*Aim of the task*
Give the number of lines in the data that contain "dass", and nothing more.

*Data listing*
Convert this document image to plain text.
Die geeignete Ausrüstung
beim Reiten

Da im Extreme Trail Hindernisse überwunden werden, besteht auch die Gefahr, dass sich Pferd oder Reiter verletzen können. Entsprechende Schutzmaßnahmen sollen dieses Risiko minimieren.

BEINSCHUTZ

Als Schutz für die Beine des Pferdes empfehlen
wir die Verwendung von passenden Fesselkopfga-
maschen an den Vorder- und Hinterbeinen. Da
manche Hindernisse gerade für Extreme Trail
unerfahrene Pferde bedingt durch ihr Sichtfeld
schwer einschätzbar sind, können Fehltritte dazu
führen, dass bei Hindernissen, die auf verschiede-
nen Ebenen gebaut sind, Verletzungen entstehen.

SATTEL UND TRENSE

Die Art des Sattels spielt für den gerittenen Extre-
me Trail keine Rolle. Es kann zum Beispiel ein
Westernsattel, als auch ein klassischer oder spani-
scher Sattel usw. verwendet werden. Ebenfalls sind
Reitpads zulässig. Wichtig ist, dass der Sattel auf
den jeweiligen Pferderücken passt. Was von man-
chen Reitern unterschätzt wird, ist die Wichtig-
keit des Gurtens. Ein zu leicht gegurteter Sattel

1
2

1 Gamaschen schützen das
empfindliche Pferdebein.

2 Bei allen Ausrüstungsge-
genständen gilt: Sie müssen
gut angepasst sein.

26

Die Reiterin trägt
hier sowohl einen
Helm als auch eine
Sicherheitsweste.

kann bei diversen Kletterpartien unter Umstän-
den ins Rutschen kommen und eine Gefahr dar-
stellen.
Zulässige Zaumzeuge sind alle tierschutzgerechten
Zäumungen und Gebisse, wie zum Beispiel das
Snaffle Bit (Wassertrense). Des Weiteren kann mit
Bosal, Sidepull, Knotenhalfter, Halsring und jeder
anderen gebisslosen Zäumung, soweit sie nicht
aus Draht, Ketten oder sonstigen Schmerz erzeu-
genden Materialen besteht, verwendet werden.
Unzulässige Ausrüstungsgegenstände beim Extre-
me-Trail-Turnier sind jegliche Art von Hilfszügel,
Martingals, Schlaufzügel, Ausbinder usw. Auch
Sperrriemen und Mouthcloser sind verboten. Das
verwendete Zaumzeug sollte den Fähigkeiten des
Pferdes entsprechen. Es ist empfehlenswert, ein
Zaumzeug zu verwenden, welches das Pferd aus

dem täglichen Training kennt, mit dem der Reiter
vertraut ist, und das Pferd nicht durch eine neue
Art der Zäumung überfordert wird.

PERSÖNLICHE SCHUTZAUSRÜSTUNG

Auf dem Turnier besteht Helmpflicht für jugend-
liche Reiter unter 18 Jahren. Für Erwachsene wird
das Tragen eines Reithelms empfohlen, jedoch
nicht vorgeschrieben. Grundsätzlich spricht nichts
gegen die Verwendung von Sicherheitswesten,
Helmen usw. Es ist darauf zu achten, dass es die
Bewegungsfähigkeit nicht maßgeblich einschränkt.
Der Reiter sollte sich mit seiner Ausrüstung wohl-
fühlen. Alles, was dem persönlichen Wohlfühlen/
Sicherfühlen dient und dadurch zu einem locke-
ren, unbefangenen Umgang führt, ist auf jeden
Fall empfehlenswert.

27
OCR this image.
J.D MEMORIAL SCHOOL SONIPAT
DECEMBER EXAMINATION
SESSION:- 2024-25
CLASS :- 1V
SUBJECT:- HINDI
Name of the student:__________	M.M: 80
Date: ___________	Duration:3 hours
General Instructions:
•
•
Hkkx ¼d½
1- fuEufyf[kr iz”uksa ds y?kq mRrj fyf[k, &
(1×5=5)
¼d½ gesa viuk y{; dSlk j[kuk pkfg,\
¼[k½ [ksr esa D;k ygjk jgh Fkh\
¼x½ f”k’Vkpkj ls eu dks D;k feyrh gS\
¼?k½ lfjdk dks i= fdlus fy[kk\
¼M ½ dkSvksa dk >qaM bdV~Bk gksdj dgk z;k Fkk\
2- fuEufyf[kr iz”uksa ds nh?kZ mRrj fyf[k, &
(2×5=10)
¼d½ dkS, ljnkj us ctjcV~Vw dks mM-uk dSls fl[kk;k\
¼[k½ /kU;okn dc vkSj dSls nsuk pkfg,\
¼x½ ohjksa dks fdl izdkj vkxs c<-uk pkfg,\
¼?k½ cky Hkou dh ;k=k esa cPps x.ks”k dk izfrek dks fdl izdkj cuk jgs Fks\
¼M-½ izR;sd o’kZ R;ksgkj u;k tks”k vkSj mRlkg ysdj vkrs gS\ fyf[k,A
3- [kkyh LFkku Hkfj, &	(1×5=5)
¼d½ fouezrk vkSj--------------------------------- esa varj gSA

*The result*
4